• Brief
Print all of the lines exactly. Any picture among them stays out.

• Records for this task
--- Start ---
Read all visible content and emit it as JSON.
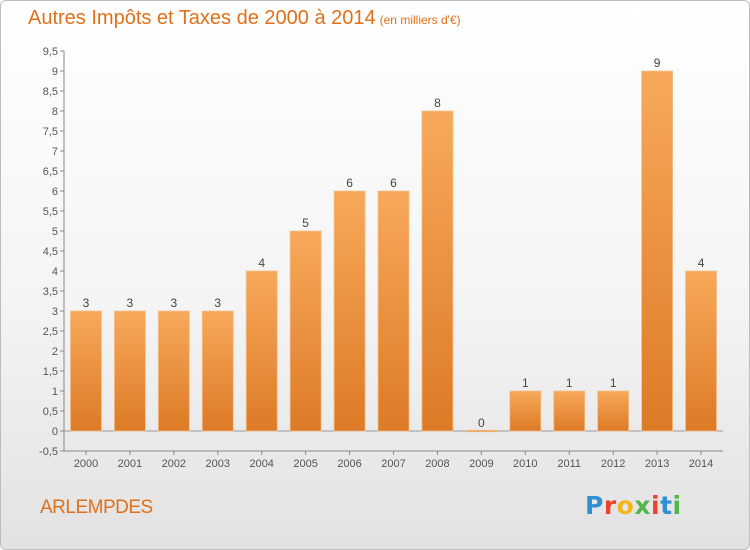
{
  "chart_data": {
    "type": "bar",
    "title": "Autres Impôts et Taxes de 2000 à 2014",
    "unit": "(en milliers d'€)",
    "categories": [
      "2000",
      "2001",
      "2002",
      "2003",
      "2004",
      "2005",
      "2006",
      "2007",
      "2008",
      "2009",
      "2010",
      "2011",
      "2012",
      "2013",
      "2014"
    ],
    "values": [
      3,
      3,
      3,
      3,
      4,
      5,
      6,
      6,
      8,
      0,
      1,
      1,
      1,
      9,
      4
    ],
    "ylim": [
      -0.5,
      9.5
    ],
    "yticks": [
      -0.5,
      0,
      0.5,
      1,
      1.5,
      2,
      2.5,
      3,
      3.5,
      4,
      4.5,
      5,
      5.5,
      6,
      6.5,
      7,
      7.5,
      8,
      8.5,
      9,
      9.5
    ],
    "ytick_labels": [
      "-0,5",
      "0",
      "0,5",
      "1",
      "1,5",
      "2",
      "2,5",
      "3",
      "3,5",
      "4",
      "4,5",
      "5",
      "5,5",
      "6",
      "6,5",
      "7",
      "7,5",
      "8",
      "8,5",
      "9",
      "9,5"
    ],
    "grid": false,
    "legend": "none",
    "bar_color": "#f29a45"
  },
  "commune": "ARLEMPDES",
  "brand": {
    "letters": [
      "P",
      "r",
      "o",
      "x",
      "i",
      "t",
      "i"
    ],
    "colors": [
      "#2e8fd1",
      "#e9432e",
      "#f3b51b",
      "#55b548",
      "#e9432e",
      "#2e8fd1",
      "#55b548"
    ]
  }
}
--- End ---
• Exercise solution
Read all visible content and emit it as JSON.
{
  "chart_data": {
    "type": "bar",
    "title": "Autres Impôts et Taxes de 2000 à 2014",
    "unit": "(en milliers d'€)",
    "categories": [
      "2000",
      "2001",
      "2002",
      "2003",
      "2004",
      "2005",
      "2006",
      "2007",
      "2008",
      "2009",
      "2010",
      "2011",
      "2012",
      "2013",
      "2014"
    ],
    "values": [
      3,
      3,
      3,
      3,
      4,
      5,
      6,
      6,
      8,
      0,
      1,
      1,
      1,
      9,
      4
    ],
    "ylim": [
      -0.5,
      9.5
    ],
    "yticks": [
      -0.5,
      0,
      0.5,
      1,
      1.5,
      2,
      2.5,
      3,
      3.5,
      4,
      4.5,
      5,
      5.5,
      6,
      6.5,
      7,
      7.5,
      8,
      8.5,
      9,
      9.5
    ],
    "ytick_labels": [
      "-0,5",
      "0",
      "0,5",
      "1",
      "1,5",
      "2",
      "2,5",
      "3",
      "3,5",
      "4",
      "4,5",
      "5",
      "5,5",
      "6",
      "6,5",
      "7",
      "7,5",
      "8",
      "8,5",
      "9",
      "9,5"
    ],
    "grid": false,
    "legend": "none",
    "bar_color": "#f29a45"
  },
  "commune": "ARLEMPDES",
  "brand": {
    "letters": [
      "P",
      "r",
      "o",
      "x",
      "i",
      "t",
      "i"
    ],
    "colors": [
      "#2e8fd1",
      "#e9432e",
      "#f3b51b",
      "#55b548",
      "#e9432e",
      "#2e8fd1",
      "#55b548"
    ]
  }
}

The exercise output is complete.